/---
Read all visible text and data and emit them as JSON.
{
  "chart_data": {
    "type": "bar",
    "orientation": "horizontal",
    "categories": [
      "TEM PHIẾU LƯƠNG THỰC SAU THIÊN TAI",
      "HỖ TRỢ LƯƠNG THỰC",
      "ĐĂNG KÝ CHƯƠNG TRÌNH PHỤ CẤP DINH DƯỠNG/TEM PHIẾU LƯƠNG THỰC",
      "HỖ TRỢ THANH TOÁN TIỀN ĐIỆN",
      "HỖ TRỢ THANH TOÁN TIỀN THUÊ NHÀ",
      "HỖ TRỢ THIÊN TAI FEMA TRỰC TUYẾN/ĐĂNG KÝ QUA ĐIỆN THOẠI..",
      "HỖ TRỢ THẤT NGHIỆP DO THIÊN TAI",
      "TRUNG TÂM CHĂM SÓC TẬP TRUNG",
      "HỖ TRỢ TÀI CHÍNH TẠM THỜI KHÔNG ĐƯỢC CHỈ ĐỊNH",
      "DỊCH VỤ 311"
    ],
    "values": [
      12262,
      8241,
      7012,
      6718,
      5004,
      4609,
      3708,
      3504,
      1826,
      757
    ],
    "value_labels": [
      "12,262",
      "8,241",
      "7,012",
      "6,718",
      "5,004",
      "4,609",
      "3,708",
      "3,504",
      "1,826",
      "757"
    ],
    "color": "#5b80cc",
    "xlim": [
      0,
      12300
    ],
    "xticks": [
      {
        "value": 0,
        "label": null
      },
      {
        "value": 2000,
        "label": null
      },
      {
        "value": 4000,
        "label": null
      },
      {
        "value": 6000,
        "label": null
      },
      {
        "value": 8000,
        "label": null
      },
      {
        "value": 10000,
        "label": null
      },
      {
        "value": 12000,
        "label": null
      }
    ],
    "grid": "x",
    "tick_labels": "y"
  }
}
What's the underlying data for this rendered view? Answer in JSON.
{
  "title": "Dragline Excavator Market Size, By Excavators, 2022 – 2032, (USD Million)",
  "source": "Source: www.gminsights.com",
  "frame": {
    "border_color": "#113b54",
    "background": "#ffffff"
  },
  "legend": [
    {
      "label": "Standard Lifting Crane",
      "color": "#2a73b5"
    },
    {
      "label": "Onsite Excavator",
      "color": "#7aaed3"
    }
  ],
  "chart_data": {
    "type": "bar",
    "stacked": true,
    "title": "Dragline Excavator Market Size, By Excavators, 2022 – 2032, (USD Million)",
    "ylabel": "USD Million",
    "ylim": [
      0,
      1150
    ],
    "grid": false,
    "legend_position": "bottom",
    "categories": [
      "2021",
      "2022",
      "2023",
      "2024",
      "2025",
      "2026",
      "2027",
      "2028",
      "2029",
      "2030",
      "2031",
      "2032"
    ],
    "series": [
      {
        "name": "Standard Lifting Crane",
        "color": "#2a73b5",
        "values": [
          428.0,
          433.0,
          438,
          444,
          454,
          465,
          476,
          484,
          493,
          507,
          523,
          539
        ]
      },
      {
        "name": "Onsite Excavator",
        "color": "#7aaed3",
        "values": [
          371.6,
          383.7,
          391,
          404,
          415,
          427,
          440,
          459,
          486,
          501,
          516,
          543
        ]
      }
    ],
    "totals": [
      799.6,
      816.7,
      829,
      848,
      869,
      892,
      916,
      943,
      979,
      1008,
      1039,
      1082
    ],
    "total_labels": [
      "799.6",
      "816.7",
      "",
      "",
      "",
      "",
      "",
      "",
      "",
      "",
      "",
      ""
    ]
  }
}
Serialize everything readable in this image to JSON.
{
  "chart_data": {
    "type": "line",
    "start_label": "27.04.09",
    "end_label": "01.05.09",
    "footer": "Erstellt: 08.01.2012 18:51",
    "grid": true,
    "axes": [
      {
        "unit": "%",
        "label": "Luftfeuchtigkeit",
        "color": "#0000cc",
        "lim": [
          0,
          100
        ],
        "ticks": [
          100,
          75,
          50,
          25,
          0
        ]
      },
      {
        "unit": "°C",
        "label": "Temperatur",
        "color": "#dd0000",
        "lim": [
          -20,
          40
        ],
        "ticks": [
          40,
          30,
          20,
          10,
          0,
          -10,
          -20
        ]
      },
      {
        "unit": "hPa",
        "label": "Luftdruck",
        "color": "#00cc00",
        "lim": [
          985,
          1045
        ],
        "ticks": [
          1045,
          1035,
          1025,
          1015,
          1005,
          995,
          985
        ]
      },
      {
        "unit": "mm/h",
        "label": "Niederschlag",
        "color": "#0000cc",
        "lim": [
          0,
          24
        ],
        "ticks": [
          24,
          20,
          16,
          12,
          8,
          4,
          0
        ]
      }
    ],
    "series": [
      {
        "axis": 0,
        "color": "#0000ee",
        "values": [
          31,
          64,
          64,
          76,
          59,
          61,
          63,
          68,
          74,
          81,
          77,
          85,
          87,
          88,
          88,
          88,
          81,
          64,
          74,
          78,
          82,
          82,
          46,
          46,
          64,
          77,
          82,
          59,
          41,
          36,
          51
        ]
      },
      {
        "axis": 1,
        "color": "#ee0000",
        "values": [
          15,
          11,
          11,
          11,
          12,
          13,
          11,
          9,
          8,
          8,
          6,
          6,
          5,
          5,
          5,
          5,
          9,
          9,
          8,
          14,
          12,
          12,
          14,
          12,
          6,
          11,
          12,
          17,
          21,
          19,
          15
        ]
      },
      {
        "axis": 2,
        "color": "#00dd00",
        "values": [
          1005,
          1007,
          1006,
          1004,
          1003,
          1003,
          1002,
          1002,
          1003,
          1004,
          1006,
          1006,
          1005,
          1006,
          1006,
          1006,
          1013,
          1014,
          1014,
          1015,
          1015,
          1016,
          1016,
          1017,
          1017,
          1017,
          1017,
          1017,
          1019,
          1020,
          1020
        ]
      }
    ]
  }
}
\---
**Directions for this task:** Every entry must be retyped in full, exactly as given.

**Exercise solution:**
Read all visible text and data and emit them as JSON.
{
  "chart_data": {
    "type": "bar",
    "orientation": "horizontal",
    "categories": [
      "TEM PHIẾU LƯƠNG THỰC SAU THIÊN TAI",
      "HỖ TRỢ LƯƠNG THỰC",
      "ĐĂNG KÝ CHƯƠNG TRÌNH PHỤ CẤP DINH DƯỠNG/TEM PHIẾU LƯƠNG THỰC",
      "HỖ TRỢ THANH TOÁN TIỀN ĐIỆN",
      "HỖ TRỢ THANH TOÁN TIỀN THUÊ NHÀ",
      "HỖ TRỢ THIÊN TAI FEMA TRỰC TUYẾN/ĐĂNG KÝ QUA ĐIỆN THOẠI..",
      "HỖ TRỢ THẤT NGHIỆP DO THIÊN TAI",
      "TRUNG TÂM CHĂM SÓC TẬP TRUNG",
      "HỖ TRỢ TÀI CHÍNH TẠM THỜI KHÔNG ĐƯỢC CHỈ ĐỊNH",
      "DỊCH VỤ 311"
    ],
    "values": [
      12262,
      8241,
      7012,
      6718,
      5004,
      4609,
      3708,
      3504,
      1826,
      757
    ],
    "value_labels": [
      "12,262",
      "8,241",
      "7,012",
      "6,718",
      "5,004",
      "4,609",
      "3,708",
      "3,504",
      "1,826",
      "757"
    ],
    "color": "#5b80cc",
    "xlim": [
      0,
      12300
    ],
    "xticks": [
      {
        "value": 0,
        "label": null
      },
      {
        "value": 2000,
        "label": null
      },
      {
        "value": 4000,
        "label": null
      },
      {
        "value": 6000,
        "label": null
      },
      {
        "value": 8000,
        "label": null
      },
      {
        "value": 10000,
        "label": null
      },
      {
        "value": 12000,
        "label": null
      }
    ],
    "grid": "x",
    "tick_labels": "y"
  }
}
What's the underlying data for this rendered view? Answer in JSON.
{
  "title": "Dragline Excavator Market Size, By Excavators, 2022 – 2032, (USD Million)",
  "source": "Source: www.gminsights.com",
  "frame": {
    "border_color": "#113b54",
    "background": "#ffffff"
  },
  "legend": [
    {
      "label": "Standard Lifting Crane",
      "color": "#2a73b5"
    },
    {
      "label": "Onsite Excavator",
      "color": "#7aaed3"
    }
  ],
  "chart_data": {
    "type": "bar",
    "stacked": true,
    "title": "Dragline Excavator Market Size, By Excavators, 2022 – 2032, (USD Million)",
    "ylabel": "USD Million",
    "ylim": [
      0,
      1150
    ],
    "grid": false,
    "legend_position": "bottom",
    "categories": [
      "2021",
      "2022",
      "2023",
      "2024",
      "2025",
      "2026",
      "2027",
      "2028",
      "2029",
      "2030",
      "2031",
      "2032"
    ],
    "series": [
      {
        "name": "Standard Lifting Crane",
        "color": "#2a73b5",
        "values": [
          428.0,
          433.0,
          438,
          444,
          454,
          465,
          476,
          484,
          493,
          507,
          523,
          539
        ]
      },
      {
        "name": "Onsite Excavator",
        "color": "#7aaed3",
        "values": [
          371.6,
          383.7,
          391,
          404,
          415,
          427,
          440,
          459,
          486,
          501,
          516,
          543
        ]
      }
    ],
    "totals": [
      799.6,
      816.7,
      829,
      848,
      869,
      892,
      916,
      943,
      979,
      1008,
      1039,
      1082
    ],
    "total_labels": [
      "799.6",
      "816.7",
      "",
      "",
      "",
      "",
      "",
      "",
      "",
      "",
      "",
      ""
    ]
  }
}
Serialize everything readable in this image to JSON.
{
  "chart_data": {
    "type": "line",
    "start_label": "27.04.09",
    "end_label": "01.05.09",
    "footer": "Erstellt: 08.01.2012 18:51",
    "grid": true,
    "axes": [
      {
        "unit": "%",
        "label": "Luftfeuchtigkeit",
        "color": "#0000cc",
        "lim": [
          0,
          100
        ],
        "ticks": [
          100,
          75,
          50,
          25,
          0
        ]
      },
      {
        "unit": "°C",
        "label": "Temperatur",
        "color": "#dd0000",
        "lim": [
          -20,
          40
        ],
        "ticks": [
          40,
          30,
          20,
          10,
          0,
          -10,
          -20
        ]
      },
      {
        "unit": "hPa",
        "label": "Luftdruck",
        "color": "#00cc00",
        "lim": [
          985,
          1045
        ],
        "ticks": [
          1045,
          1035,
          1025,
          1015,
          1005,
          995,
          985
        ]
      },
      {
        "unit": "mm/h",
        "label": "Niederschlag",
        "color": "#0000cc",
        "lim": [
          0,
          24
        ],
        "ticks": [
          24,
          20,
          16,
          12,
          8,
          4,
          0
        ]
      }
    ],
    "series": [
      {
        "axis": 0,
        "color": "#0000ee",
        "values": [
          31,
          64,
          64,
          76,
          59,
          61,
          63,
          68,
          74,
          81,
          77,
          85,
          87,
          88,
          88,
          88,
          81,
          64,
          74,
          78,
          82,
          82,
          46,
          46,
          64,
          77,
          82,
          59,
          41,
          36,
          51
        ]
      },
      {
        "axis": 1,
        "color": "#ee0000",
        "values": [
          15,
          11,
          11,
          11,
          12,
          13,
          11,
          9,
          8,
          8,
          6,
          6,
          5,
          5,
          5,
          5,
          9,
          9,
          8,
          14,
          12,
          12,
          14,
          12,
          6,
          11,
          12,
          17,
          21,
          19,
          15
        ]
      },
      {
        "axis": 2,
        "color": "#00dd00",
        "values": [
          1005,
          1007,
          1006,
          1004,
          1003,
          1003,
          1002,
          1002,
          1003,
          1004,
          1006,
          1006,
          1005,
          1006,
          1006,
          1006,
          1013,
          1014,
          1014,
          1015,
          1015,
          1016,
          1016,
          1017,
          1017,
          1017,
          1017,
          1017,
          1019,
          1020,
          1020
        ]
      }
    ]
  }
}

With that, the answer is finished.